## Start

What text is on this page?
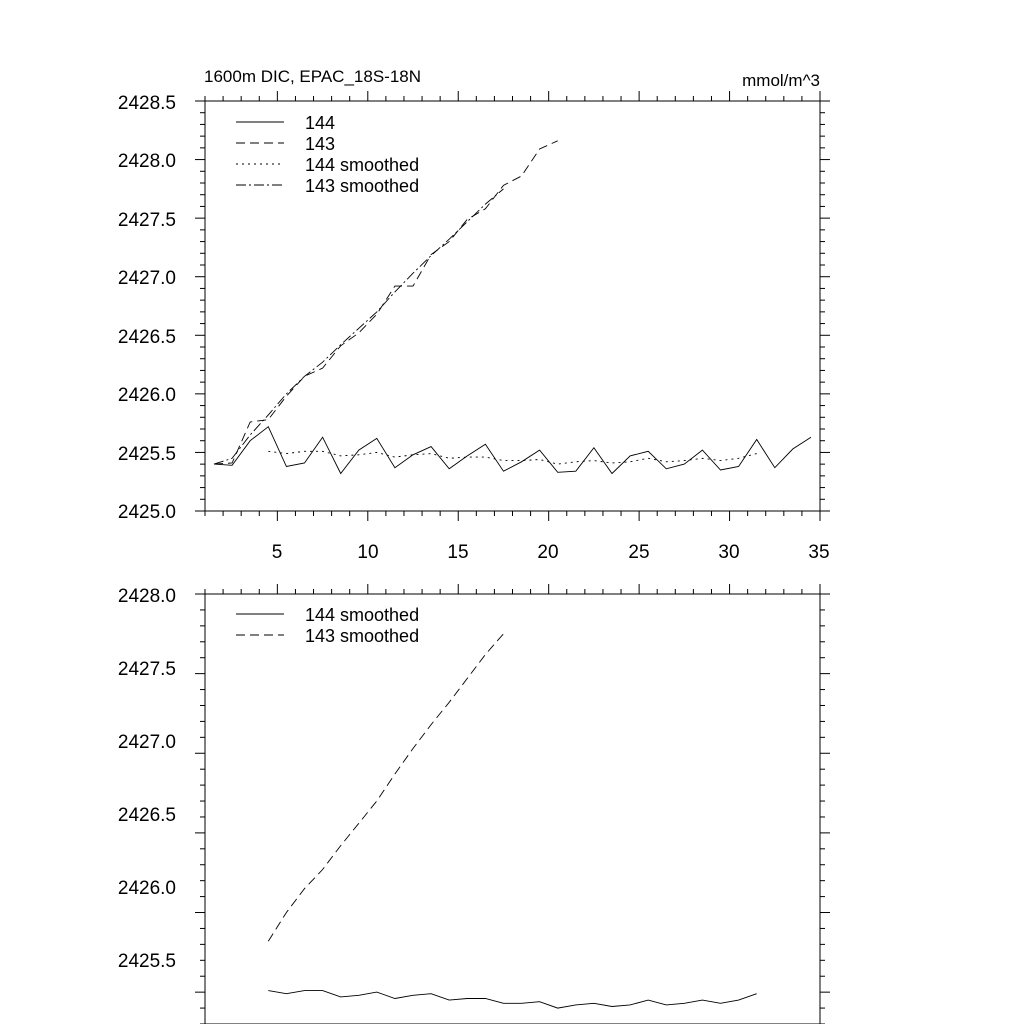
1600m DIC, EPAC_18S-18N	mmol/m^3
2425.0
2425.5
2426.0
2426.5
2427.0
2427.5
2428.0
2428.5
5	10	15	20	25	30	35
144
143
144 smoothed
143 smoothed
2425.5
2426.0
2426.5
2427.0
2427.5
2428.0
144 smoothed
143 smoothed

## End
## Start

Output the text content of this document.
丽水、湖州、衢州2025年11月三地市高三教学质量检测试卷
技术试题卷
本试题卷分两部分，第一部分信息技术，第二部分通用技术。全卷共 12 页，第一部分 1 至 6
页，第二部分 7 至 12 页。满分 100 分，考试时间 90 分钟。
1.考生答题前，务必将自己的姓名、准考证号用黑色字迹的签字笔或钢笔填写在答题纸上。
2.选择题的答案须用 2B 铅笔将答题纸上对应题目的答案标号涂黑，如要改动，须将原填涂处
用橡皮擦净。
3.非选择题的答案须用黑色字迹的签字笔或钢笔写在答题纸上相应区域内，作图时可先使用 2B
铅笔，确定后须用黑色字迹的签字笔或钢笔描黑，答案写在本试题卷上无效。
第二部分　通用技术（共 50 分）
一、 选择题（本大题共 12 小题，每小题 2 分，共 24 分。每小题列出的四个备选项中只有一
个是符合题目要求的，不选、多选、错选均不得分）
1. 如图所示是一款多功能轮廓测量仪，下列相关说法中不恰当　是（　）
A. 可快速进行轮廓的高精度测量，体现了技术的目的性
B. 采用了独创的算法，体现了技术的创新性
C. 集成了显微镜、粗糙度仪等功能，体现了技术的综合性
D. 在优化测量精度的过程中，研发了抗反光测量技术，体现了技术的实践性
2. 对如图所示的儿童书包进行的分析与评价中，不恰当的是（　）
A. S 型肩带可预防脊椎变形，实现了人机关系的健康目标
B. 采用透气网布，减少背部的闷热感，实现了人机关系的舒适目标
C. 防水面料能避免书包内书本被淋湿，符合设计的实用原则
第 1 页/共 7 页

## End
## Start

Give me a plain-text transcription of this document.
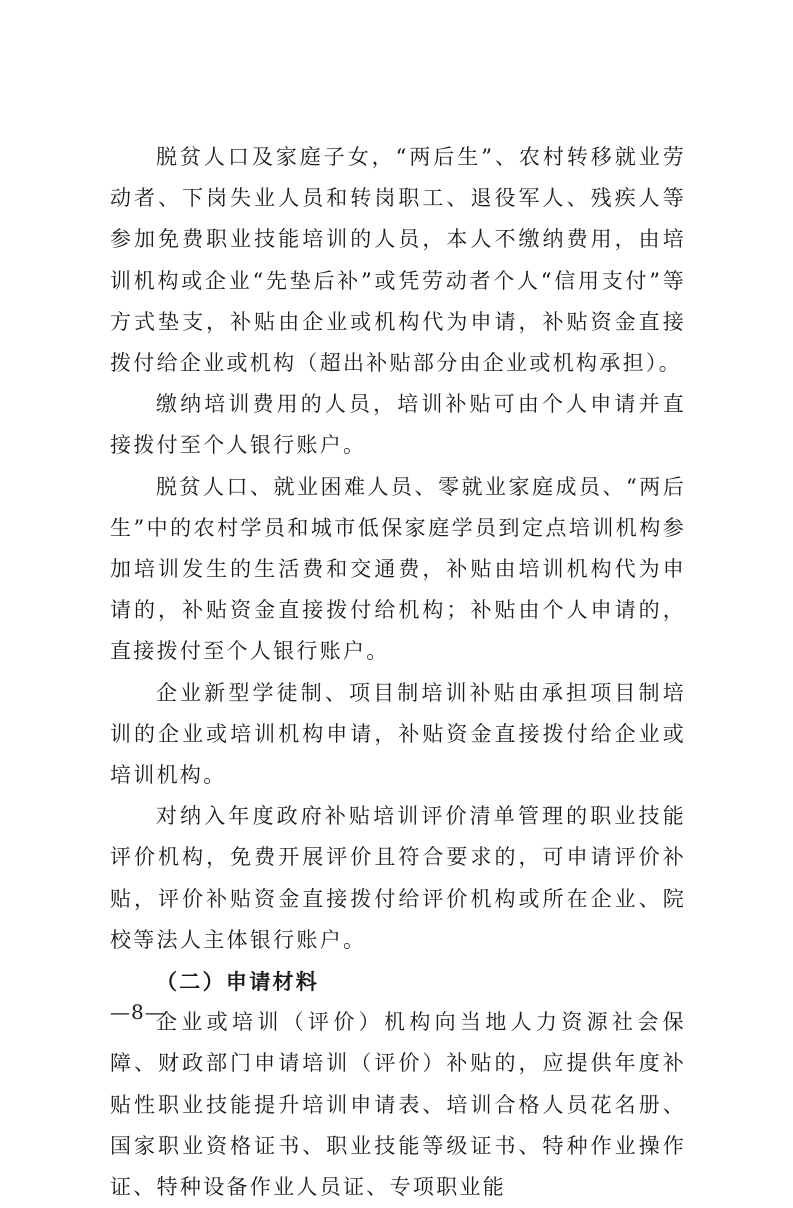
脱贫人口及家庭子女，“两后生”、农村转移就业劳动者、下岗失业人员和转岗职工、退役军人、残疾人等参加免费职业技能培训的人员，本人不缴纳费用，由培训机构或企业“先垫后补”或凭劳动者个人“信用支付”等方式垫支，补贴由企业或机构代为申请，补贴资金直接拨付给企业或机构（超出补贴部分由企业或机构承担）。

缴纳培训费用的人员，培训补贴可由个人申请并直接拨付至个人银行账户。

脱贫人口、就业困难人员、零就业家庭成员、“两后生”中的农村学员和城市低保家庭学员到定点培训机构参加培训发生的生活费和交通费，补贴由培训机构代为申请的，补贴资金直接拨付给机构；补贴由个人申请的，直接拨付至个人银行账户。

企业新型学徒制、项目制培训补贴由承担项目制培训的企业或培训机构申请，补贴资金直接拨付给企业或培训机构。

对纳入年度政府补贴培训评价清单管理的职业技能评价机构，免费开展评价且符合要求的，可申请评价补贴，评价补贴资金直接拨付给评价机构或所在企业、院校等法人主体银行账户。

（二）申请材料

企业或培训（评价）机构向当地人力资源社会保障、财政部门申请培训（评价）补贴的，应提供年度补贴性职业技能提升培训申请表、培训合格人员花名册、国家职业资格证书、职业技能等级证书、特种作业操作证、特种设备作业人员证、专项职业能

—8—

## End

* **Aim**
Copy out each line of the entries that holds "text".

* **Answer to this problem**
What text is on this page?
Output the text content of this document.
Give me a plain-text transcription of this document.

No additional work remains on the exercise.